■ Exercise objective
Output every line below exactly.

■ Material to process
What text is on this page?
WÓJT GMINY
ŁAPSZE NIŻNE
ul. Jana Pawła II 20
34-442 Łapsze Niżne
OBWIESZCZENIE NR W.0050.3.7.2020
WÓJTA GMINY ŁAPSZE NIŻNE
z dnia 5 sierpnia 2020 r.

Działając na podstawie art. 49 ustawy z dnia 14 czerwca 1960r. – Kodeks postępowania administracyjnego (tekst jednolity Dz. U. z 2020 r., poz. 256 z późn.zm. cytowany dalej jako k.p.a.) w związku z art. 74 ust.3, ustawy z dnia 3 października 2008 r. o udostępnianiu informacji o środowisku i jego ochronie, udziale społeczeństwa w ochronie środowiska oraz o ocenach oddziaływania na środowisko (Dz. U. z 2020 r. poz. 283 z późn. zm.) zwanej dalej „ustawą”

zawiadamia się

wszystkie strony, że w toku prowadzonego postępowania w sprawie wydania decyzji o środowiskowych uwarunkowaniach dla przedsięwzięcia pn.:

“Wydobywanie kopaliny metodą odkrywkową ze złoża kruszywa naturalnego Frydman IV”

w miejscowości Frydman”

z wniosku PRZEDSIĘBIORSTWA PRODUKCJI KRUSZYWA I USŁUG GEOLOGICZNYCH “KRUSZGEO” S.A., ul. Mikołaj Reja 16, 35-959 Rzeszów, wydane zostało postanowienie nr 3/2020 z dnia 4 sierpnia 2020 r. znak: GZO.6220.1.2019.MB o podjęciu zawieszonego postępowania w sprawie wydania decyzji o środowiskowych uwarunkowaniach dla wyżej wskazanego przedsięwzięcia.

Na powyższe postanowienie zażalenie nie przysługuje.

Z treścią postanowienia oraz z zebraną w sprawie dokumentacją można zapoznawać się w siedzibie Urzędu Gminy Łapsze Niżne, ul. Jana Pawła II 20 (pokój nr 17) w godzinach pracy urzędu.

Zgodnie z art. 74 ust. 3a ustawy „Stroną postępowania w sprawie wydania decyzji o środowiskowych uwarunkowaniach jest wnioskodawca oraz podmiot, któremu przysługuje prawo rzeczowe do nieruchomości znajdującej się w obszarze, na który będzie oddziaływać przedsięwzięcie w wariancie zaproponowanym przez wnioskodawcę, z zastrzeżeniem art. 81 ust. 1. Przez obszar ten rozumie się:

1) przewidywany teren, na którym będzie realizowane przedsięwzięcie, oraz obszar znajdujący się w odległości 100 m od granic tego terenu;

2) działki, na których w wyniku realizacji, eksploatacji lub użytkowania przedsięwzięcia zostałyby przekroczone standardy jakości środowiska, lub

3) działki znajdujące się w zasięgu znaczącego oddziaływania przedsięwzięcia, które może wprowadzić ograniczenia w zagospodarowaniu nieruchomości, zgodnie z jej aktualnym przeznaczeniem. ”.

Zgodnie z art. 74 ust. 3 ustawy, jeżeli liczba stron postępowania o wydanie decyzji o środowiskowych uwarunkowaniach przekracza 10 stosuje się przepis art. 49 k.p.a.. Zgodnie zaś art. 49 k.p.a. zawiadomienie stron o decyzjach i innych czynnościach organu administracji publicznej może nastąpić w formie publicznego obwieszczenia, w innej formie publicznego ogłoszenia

■ Written solution
What text is on this page?
WÓJT GMINY
ŁAPSZE NIŻNE
ul. Jana Pawła II 20
34-442 Łapsze Niżne
OBWIESZCZENIE NR W.0050.3.7.2020
WÓJTA GMINY ŁAPSZE NIŻNE
z dnia 5 sierpnia 2020 r.

Działając na podstawie art. 49 ustawy z dnia 14 czerwca 1960r. – Kodeks postępowania administracyjnego (tekst jednolity Dz. U. z 2020 r., poz. 256 z późn.zm. cytowany dalej jako k.p.a.) w związku z art. 74 ust.3, ustawy z dnia 3 października 2008 r. o udostępnianiu informacji o środowisku i jego ochronie, udziale społeczeństwa w ochronie środowiska oraz o ocenach oddziaływania na środowisko (Dz. U. z 2020 r. poz. 283 z późn. zm.) zwanej dalej „ustawą”

zawiadamia się

wszystkie strony, że w toku prowadzonego postępowania w sprawie wydania decyzji o środowiskowych uwarunkowaniach dla przedsięwzięcia pn.:

“Wydobywanie kopaliny metodą odkrywkową ze złoża kruszywa naturalnego Frydman IV”

w miejscowości Frydman”

z wniosku PRZEDSIĘBIORSTWA PRODUKCJI KRUSZYWA I USŁUG GEOLOGICZNYCH “KRUSZGEO” S.A., ul. Mikołaj Reja 16, 35-959 Rzeszów, wydane zostało postanowienie nr 3/2020 z dnia 4 sierpnia 2020 r. znak: GZO.6220.1.2019.MB o podjęciu zawieszonego postępowania w sprawie wydania decyzji o środowiskowych uwarunkowaniach dla wyżej wskazanego przedsięwzięcia.

Na powyższe postanowienie zażalenie nie przysługuje.

Z treścią postanowienia oraz z zebraną w sprawie dokumentacją można zapoznawać się w siedzibie Urzędu Gminy Łapsze Niżne, ul. Jana Pawła II 20 (pokój nr 17) w godzinach pracy urzędu.

Zgodnie z art. 74 ust. 3a ustawy „Stroną postępowania w sprawie wydania decyzji o środowiskowych uwarunkowaniach jest wnioskodawca oraz podmiot, któremu przysługuje prawo rzeczowe do nieruchomości znajdującej się w obszarze, na który będzie oddziaływać przedsięwzięcie w wariancie zaproponowanym przez wnioskodawcę, z zastrzeżeniem art. 81 ust. 1. Przez obszar ten rozumie się:

1) przewidywany teren, na którym będzie realizowane przedsięwzięcie, oraz obszar znajdujący się w odległości 100 m od granic tego terenu;

2) działki, na których w wyniku realizacji, eksploatacji lub użytkowania przedsięwzięcia zostałyby przekroczone standardy jakości środowiska, lub

3) działki znajdujące się w zasięgu znaczącego oddziaływania przedsięwzięcia, które może wprowadzić ograniczenia w zagospodarowaniu nieruchomości, zgodnie z jej aktualnym przeznaczeniem. ”.

Zgodnie z art. 74 ust. 3 ustawy, jeżeli liczba stron postępowania o wydanie decyzji o środowiskowych uwarunkowaniach przekracza 10 stosuje się przepis art. 49 k.p.a.. Zgodnie zaś art. 49 k.p.a. zawiadomienie stron o decyzjach i innych czynnościach organu administracji publicznej może nastąpić w formie publicznego obwieszczenia, w innej formie publicznego ogłoszenia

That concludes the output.